▶ _AIM_
Type out the material below exactly.

▶ _RECORDS SUPPLIED_
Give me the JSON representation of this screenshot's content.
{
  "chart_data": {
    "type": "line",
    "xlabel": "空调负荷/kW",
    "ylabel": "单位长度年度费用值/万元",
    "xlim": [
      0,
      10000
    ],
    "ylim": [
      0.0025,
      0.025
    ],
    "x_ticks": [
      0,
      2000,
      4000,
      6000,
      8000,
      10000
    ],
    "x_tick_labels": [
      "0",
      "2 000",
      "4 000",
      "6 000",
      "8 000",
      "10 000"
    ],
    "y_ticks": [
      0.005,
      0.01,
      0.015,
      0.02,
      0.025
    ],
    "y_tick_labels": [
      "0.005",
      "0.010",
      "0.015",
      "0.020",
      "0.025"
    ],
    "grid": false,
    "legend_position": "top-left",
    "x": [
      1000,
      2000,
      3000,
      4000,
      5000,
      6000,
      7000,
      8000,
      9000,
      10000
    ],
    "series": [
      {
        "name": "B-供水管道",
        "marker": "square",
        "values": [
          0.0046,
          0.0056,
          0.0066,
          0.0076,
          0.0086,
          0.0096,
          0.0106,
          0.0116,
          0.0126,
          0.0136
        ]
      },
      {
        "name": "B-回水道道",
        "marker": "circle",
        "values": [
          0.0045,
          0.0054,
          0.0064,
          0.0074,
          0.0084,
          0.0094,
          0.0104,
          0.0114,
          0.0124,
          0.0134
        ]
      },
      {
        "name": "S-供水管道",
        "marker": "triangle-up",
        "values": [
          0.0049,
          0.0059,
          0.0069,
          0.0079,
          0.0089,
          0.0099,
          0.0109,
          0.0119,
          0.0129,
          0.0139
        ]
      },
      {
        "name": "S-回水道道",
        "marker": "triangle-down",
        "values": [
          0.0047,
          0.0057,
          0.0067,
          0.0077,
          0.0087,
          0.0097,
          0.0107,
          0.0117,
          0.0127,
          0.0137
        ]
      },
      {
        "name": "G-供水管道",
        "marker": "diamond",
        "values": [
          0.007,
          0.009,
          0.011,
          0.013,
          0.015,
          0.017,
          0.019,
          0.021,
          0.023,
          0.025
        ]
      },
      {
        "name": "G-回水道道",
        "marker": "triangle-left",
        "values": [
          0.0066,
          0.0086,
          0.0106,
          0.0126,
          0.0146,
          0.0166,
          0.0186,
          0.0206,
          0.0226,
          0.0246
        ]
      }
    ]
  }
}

▶ _SOLUTION_
Give me the JSON representation of this screenshot's content.
{
  "chart_data": {
    "type": "line",
    "xlabel": "空调负荷/kW",
    "ylabel": "单位长度年度费用值/万元",
    "xlim": [
      0,
      10000
    ],
    "ylim": [
      0.0025,
      0.025
    ],
    "x_ticks": [
      0,
      2000,
      4000,
      6000,
      8000,
      10000
    ],
    "x_tick_labels": [
      "0",
      "2 000",
      "4 000",
      "6 000",
      "8 000",
      "10 000"
    ],
    "y_ticks": [
      0.005,
      0.01,
      0.015,
      0.02,
      0.025
    ],
    "y_tick_labels": [
      "0.005",
      "0.010",
      "0.015",
      "0.020",
      "0.025"
    ],
    "grid": false,
    "legend_position": "top-left",
    "x": [
      1000,
      2000,
      3000,
      4000,
      5000,
      6000,
      7000,
      8000,
      9000,
      10000
    ],
    "series": [
      {
        "name": "B-供水管道",
        "marker": "square",
        "values": [
          0.0046,
          0.0056,
          0.0066,
          0.0076,
          0.0086,
          0.0096,
          0.0106,
          0.0116,
          0.0126,
          0.0136
        ]
      },
      {
        "name": "B-回水道道",
        "marker": "circle",
        "values": [
          0.0045,
          0.0054,
          0.0064,
          0.0074,
          0.0084,
          0.0094,
          0.0104,
          0.0114,
          0.0124,
          0.0134
        ]
      },
      {
        "name": "S-供水管道",
        "marker": "triangle-up",
        "values": [
          0.0049,
          0.0059,
          0.0069,
          0.0079,
          0.0089,
          0.0099,
          0.0109,
          0.0119,
          0.0129,
          0.0139
        ]
      },
      {
        "name": "S-回水道道",
        "marker": "triangle-down",
        "values": [
          0.0047,
          0.0057,
          0.0067,
          0.0077,
          0.0087,
          0.0097,
          0.0107,
          0.0117,
          0.0127,
          0.0137
        ]
      },
      {
        "name": "G-供水管道",
        "marker": "diamond",
        "values": [
          0.007,
          0.009,
          0.011,
          0.013,
          0.015,
          0.017,
          0.019,
          0.021,
          0.023,
          0.025
        ]
      },
      {
        "name": "G-回水道道",
        "marker": "triangle-left",
        "values": [
          0.0066,
          0.0086,
          0.0106,
          0.0126,
          0.0146,
          0.0166,
          0.0186,
          0.0206,
          0.0226,
          0.0246
        ]
      }
    ]
  }
}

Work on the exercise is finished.